- What to work on
Give an exact copy of every line, leaving images out.

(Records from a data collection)
● ● ● ●

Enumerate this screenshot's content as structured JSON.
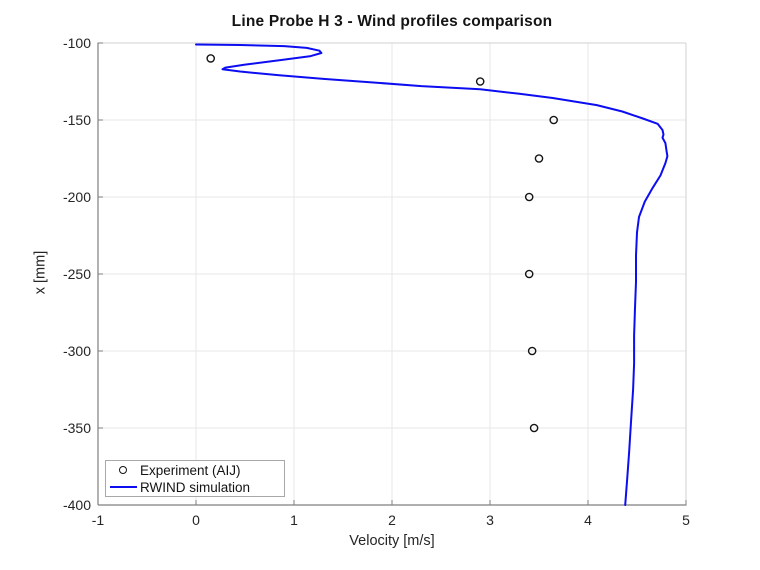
{
  "figure": {
    "background": "#ffffff"
  },
  "chart_data": {
    "type": "line",
    "title": "Line Probe H 3 - Wind profiles comparison",
    "xlabel": "Velocity [m/s]",
    "ylabel": "x [mm]",
    "xlim": [
      -1,
      5
    ],
    "ylim": [
      -400,
      -100
    ],
    "xticks": [
      -1,
      0,
      1,
      2,
      3,
      4,
      5
    ],
    "yticks": [
      -400,
      -350,
      -300,
      -250,
      -200,
      -150,
      -100
    ],
    "grid": true,
    "grid_color": "#e7e7e7",
    "axis_color": "#7f7f7f",
    "box_color": "#d2d2d2",
    "legend_position": "southwest",
    "series": [
      {
        "name": "Experiment (AIJ)",
        "type": "scatter",
        "marker": "open-circle",
        "color": "#141414",
        "points": [
          [
            0.15,
            -110
          ],
          [
            2.9,
            -125
          ],
          [
            3.65,
            -150
          ],
          [
            3.5,
            -175
          ],
          [
            3.4,
            -200
          ],
          [
            3.4,
            -250
          ],
          [
            3.43,
            -300
          ],
          [
            3.45,
            -350
          ]
        ]
      },
      {
        "name": "RWIND simulation",
        "type": "line",
        "color": "#0d0df2",
        "points": [
          [
            0.0,
            -101
          ],
          [
            0.45,
            -101.3
          ],
          [
            0.9,
            -102
          ],
          [
            1.13,
            -103.2
          ],
          [
            1.26,
            -105
          ],
          [
            1.28,
            -106.5
          ],
          [
            1.17,
            -108.5
          ],
          [
            0.88,
            -111
          ],
          [
            0.5,
            -114
          ],
          [
            0.3,
            -116
          ],
          [
            0.27,
            -117
          ],
          [
            0.45,
            -118.5
          ],
          [
            0.85,
            -121
          ],
          [
            1.3,
            -123.3
          ],
          [
            1.88,
            -126
          ],
          [
            2.3,
            -128
          ],
          [
            2.9,
            -130
          ],
          [
            3.3,
            -133
          ],
          [
            3.64,
            -135.7
          ],
          [
            4.09,
            -140.3
          ],
          [
            4.35,
            -144.5
          ],
          [
            4.56,
            -149
          ],
          [
            4.71,
            -152.5
          ],
          [
            4.76,
            -156.5
          ],
          [
            4.77,
            -159.5
          ],
          [
            4.76,
            -161.5
          ],
          [
            4.79,
            -165
          ],
          [
            4.8,
            -169.5
          ],
          [
            4.81,
            -173.5
          ],
          [
            4.79,
            -178
          ],
          [
            4.74,
            -186
          ],
          [
            4.66,
            -194
          ],
          [
            4.58,
            -203
          ],
          [
            4.52,
            -213
          ],
          [
            4.5,
            -223
          ],
          [
            4.49,
            -238
          ],
          [
            4.49,
            -255
          ],
          [
            4.48,
            -272
          ],
          [
            4.47,
            -290
          ],
          [
            4.47,
            -308
          ],
          [
            4.46,
            -325
          ],
          [
            4.44,
            -345
          ],
          [
            4.42,
            -365
          ],
          [
            4.4,
            -383
          ],
          [
            4.38,
            -400
          ]
        ]
      }
    ]
  }
}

● ● ● ●

- Exercise solution
Enumerate this screenshot's content as structured JSON.
{
  "figure": {
    "background": "#ffffff"
  },
  "chart_data": {
    "type": "line",
    "title": "Line Probe H 3 - Wind profiles comparison",
    "xlabel": "Velocity [m/s]",
    "ylabel": "x [mm]",
    "xlim": [
      -1,
      5
    ],
    "ylim": [
      -400,
      -100
    ],
    "xticks": [
      -1,
      0,
      1,
      2,
      3,
      4,
      5
    ],
    "yticks": [
      -400,
      -350,
      -300,
      -250,
      -200,
      -150,
      -100
    ],
    "grid": true,
    "grid_color": "#e7e7e7",
    "axis_color": "#7f7f7f",
    "box_color": "#d2d2d2",
    "legend_position": "southwest",
    "series": [
      {
        "name": "Experiment (AIJ)",
        "type": "scatter",
        "marker": "open-circle",
        "color": "#141414",
        "points": [
          [
            0.15,
            -110
          ],
          [
            2.9,
            -125
          ],
          [
            3.65,
            -150
          ],
          [
            3.5,
            -175
          ],
          [
            3.4,
            -200
          ],
          [
            3.4,
            -250
          ],
          [
            3.43,
            -300
          ],
          [
            3.45,
            -350
          ]
        ]
      },
      {
        "name": "RWIND simulation",
        "type": "line",
        "color": "#0d0df2",
        "points": [
          [
            0.0,
            -101
          ],
          [
            0.45,
            -101.3
          ],
          [
            0.9,
            -102
          ],
          [
            1.13,
            -103.2
          ],
          [
            1.26,
            -105
          ],
          [
            1.28,
            -106.5
          ],
          [
            1.17,
            -108.5
          ],
          [
            0.88,
            -111
          ],
          [
            0.5,
            -114
          ],
          [
            0.3,
            -116
          ],
          [
            0.27,
            -117
          ],
          [
            0.45,
            -118.5
          ],
          [
            0.85,
            -121
          ],
          [
            1.3,
            -123.3
          ],
          [
            1.88,
            -126
          ],
          [
            2.3,
            -128
          ],
          [
            2.9,
            -130
          ],
          [
            3.3,
            -133
          ],
          [
            3.64,
            -135.7
          ],
          [
            4.09,
            -140.3
          ],
          [
            4.35,
            -144.5
          ],
          [
            4.56,
            -149
          ],
          [
            4.71,
            -152.5
          ],
          [
            4.76,
            -156.5
          ],
          [
            4.77,
            -159.5
          ],
          [
            4.76,
            -161.5
          ],
          [
            4.79,
            -165
          ],
          [
            4.8,
            -169.5
          ],
          [
            4.81,
            -173.5
          ],
          [
            4.79,
            -178
          ],
          [
            4.74,
            -186
          ],
          [
            4.66,
            -194
          ],
          [
            4.58,
            -203
          ],
          [
            4.52,
            -213
          ],
          [
            4.5,
            -223
          ],
          [
            4.49,
            -238
          ],
          [
            4.49,
            -255
          ],
          [
            4.48,
            -272
          ],
          [
            4.47,
            -290
          ],
          [
            4.47,
            -308
          ],
          [
            4.46,
            -325
          ],
          [
            4.44,
            -345
          ],
          [
            4.42,
            -365
          ],
          [
            4.4,
            -383
          ],
          [
            4.38,
            -400
          ]
        ]
      }
    ]
  }
}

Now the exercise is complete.